_The exercise:_ Reproduce all of the material exactly as shown.

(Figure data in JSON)

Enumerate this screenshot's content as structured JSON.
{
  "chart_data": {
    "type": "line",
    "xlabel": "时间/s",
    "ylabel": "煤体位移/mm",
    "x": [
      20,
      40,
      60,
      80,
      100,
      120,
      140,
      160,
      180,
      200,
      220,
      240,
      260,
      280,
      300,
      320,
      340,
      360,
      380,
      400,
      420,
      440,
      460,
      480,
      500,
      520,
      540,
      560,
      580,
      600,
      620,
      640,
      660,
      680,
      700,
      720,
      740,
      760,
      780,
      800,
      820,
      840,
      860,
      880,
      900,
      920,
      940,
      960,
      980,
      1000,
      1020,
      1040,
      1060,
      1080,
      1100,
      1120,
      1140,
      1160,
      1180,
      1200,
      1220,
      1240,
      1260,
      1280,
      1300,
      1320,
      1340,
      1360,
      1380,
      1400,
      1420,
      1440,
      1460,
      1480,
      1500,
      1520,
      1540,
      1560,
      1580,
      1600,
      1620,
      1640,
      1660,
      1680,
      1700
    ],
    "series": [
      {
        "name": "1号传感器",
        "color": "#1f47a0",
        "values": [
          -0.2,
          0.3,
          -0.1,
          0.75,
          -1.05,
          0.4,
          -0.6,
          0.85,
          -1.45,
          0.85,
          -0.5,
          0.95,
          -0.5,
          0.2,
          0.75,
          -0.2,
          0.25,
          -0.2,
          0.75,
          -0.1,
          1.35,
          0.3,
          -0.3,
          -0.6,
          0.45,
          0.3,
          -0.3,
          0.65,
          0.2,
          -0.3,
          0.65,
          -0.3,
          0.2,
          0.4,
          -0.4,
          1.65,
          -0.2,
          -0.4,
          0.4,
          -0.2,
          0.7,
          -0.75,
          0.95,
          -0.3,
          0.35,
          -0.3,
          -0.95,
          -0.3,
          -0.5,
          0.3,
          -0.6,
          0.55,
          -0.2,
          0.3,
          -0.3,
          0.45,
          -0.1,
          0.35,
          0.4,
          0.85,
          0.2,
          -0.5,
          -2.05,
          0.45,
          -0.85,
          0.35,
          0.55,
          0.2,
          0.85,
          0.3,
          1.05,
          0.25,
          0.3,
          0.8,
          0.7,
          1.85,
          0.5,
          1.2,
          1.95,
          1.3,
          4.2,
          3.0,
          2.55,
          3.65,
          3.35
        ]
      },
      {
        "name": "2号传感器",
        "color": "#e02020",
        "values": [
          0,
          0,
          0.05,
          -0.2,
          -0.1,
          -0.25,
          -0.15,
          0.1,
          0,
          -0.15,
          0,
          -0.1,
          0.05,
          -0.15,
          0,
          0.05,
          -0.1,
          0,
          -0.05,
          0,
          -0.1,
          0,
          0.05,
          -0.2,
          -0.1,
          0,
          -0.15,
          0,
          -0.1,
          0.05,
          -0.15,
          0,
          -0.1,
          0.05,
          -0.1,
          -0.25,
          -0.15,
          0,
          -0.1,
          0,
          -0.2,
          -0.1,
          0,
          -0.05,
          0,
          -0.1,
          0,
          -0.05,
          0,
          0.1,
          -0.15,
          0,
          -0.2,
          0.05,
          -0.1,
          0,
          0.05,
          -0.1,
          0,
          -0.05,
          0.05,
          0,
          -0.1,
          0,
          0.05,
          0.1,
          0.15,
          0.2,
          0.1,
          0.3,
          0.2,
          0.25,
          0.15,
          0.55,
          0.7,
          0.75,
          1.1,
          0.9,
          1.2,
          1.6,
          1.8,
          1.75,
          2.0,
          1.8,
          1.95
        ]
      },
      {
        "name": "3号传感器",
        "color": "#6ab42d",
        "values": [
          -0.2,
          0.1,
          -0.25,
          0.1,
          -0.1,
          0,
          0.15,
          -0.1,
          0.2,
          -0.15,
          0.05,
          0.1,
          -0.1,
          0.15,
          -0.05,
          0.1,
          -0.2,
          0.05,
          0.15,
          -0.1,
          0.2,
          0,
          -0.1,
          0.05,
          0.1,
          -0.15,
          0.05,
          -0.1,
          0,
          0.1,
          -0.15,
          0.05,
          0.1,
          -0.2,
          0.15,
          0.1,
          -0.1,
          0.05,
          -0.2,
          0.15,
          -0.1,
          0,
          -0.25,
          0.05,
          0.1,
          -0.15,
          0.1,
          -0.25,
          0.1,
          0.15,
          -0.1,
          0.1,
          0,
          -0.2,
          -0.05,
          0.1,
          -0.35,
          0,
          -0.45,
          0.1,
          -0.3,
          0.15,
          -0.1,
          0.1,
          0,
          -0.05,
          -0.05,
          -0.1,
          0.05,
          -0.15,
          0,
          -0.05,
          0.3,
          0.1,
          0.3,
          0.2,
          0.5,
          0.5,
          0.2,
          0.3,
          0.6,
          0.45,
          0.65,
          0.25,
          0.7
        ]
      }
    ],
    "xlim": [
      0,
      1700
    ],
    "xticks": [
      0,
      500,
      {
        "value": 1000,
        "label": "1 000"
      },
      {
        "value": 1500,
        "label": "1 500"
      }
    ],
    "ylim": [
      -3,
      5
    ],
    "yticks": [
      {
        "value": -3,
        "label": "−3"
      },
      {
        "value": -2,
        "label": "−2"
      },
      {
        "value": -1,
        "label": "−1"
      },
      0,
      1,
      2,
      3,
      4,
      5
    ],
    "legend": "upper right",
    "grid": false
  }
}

_Correct result:_
Enumerate this screenshot's content as structured JSON.
{
  "chart_data": {
    "type": "line",
    "xlabel": "时间/s",
    "ylabel": "煤体位移/mm",
    "x": [
      20,
      40,
      60,
      80,
      100,
      120,
      140,
      160,
      180,
      200,
      220,
      240,
      260,
      280,
      300,
      320,
      340,
      360,
      380,
      400,
      420,
      440,
      460,
      480,
      500,
      520,
      540,
      560,
      580,
      600,
      620,
      640,
      660,
      680,
      700,
      720,
      740,
      760,
      780,
      800,
      820,
      840,
      860,
      880,
      900,
      920,
      940,
      960,
      980,
      1000,
      1020,
      1040,
      1060,
      1080,
      1100,
      1120,
      1140,
      1160,
      1180,
      1200,
      1220,
      1240,
      1260,
      1280,
      1300,
      1320,
      1340,
      1360,
      1380,
      1400,
      1420,
      1440,
      1460,
      1480,
      1500,
      1520,
      1540,
      1560,
      1580,
      1600,
      1620,
      1640,
      1660,
      1680,
      1700
    ],
    "series": [
      {
        "name": "1号传感器",
        "color": "#1f47a0",
        "values": [
          -0.2,
          0.3,
          -0.1,
          0.75,
          -1.05,
          0.4,
          -0.6,
          0.85,
          -1.45,
          0.85,
          -0.5,
          0.95,
          -0.5,
          0.2,
          0.75,
          -0.2,
          0.25,
          -0.2,
          0.75,
          -0.1,
          1.35,
          0.3,
          -0.3,
          -0.6,
          0.45,
          0.3,
          -0.3,
          0.65,
          0.2,
          -0.3,
          0.65,
          -0.3,
          0.2,
          0.4,
          -0.4,
          1.65,
          -0.2,
          -0.4,
          0.4,
          -0.2,
          0.7,
          -0.75,
          0.95,
          -0.3,
          0.35,
          -0.3,
          -0.95,
          -0.3,
          -0.5,
          0.3,
          -0.6,
          0.55,
          -0.2,
          0.3,
          -0.3,
          0.45,
          -0.1,
          0.35,
          0.4,
          0.85,
          0.2,
          -0.5,
          -2.05,
          0.45,
          -0.85,
          0.35,
          0.55,
          0.2,
          0.85,
          0.3,
          1.05,
          0.25,
          0.3,
          0.8,
          0.7,
          1.85,
          0.5,
          1.2,
          1.95,
          1.3,
          4.2,
          3.0,
          2.55,
          3.65,
          3.35
        ]
      },
      {
        "name": "2号传感器",
        "color": "#e02020",
        "values": [
          0,
          0,
          0.05,
          -0.2,
          -0.1,
          -0.25,
          -0.15,
          0.1,
          0,
          -0.15,
          0,
          -0.1,
          0.05,
          -0.15,
          0,
          0.05,
          -0.1,
          0,
          -0.05,
          0,
          -0.1,
          0,
          0.05,
          -0.2,
          -0.1,
          0,
          -0.15,
          0,
          -0.1,
          0.05,
          -0.15,
          0,
          -0.1,
          0.05,
          -0.1,
          -0.25,
          -0.15,
          0,
          -0.1,
          0,
          -0.2,
          -0.1,
          0,
          -0.05,
          0,
          -0.1,
          0,
          -0.05,
          0,
          0.1,
          -0.15,
          0,
          -0.2,
          0.05,
          -0.1,
          0,
          0.05,
          -0.1,
          0,
          -0.05,
          0.05,
          0,
          -0.1,
          0,
          0.05,
          0.1,
          0.15,
          0.2,
          0.1,
          0.3,
          0.2,
          0.25,
          0.15,
          0.55,
          0.7,
          0.75,
          1.1,
          0.9,
          1.2,
          1.6,
          1.8,
          1.75,
          2.0,
          1.8,
          1.95
        ]
      },
      {
        "name": "3号传感器",
        "color": "#6ab42d",
        "values": [
          -0.2,
          0.1,
          -0.25,
          0.1,
          -0.1,
          0,
          0.15,
          -0.1,
          0.2,
          -0.15,
          0.05,
          0.1,
          -0.1,
          0.15,
          -0.05,
          0.1,
          -0.2,
          0.05,
          0.15,
          -0.1,
          0.2,
          0,
          -0.1,
          0.05,
          0.1,
          -0.15,
          0.05,
          -0.1,
          0,
          0.1,
          -0.15,
          0.05,
          0.1,
          -0.2,
          0.15,
          0.1,
          -0.1,
          0.05,
          -0.2,
          0.15,
          -0.1,
          0,
          -0.25,
          0.05,
          0.1,
          -0.15,
          0.1,
          -0.25,
          0.1,
          0.15,
          -0.1,
          0.1,
          0,
          -0.2,
          -0.05,
          0.1,
          -0.35,
          0,
          -0.45,
          0.1,
          -0.3,
          0.15,
          -0.1,
          0.1,
          0,
          -0.05,
          -0.05,
          -0.1,
          0.05,
          -0.15,
          0,
          -0.05,
          0.3,
          0.1,
          0.3,
          0.2,
          0.5,
          0.5,
          0.2,
          0.3,
          0.6,
          0.45,
          0.65,
          0.25,
          0.7
        ]
      }
    ],
    "xlim": [
      0,
      1700
    ],
    "xticks": [
      0,
      500,
      {
        "value": 1000,
        "label": "1 000"
      },
      {
        "value": 1500,
        "label": "1 500"
      }
    ],
    "ylim": [
      -3,
      5
    ],
    "yticks": [
      {
        "value": -3,
        "label": "−3"
      },
      {
        "value": -2,
        "label": "−2"
      },
      {
        "value": -1,
        "label": "−1"
      },
      0,
      1,
      2,
      3,
      4,
      5
    ],
    "legend": "upper right",
    "grid": false
  }
}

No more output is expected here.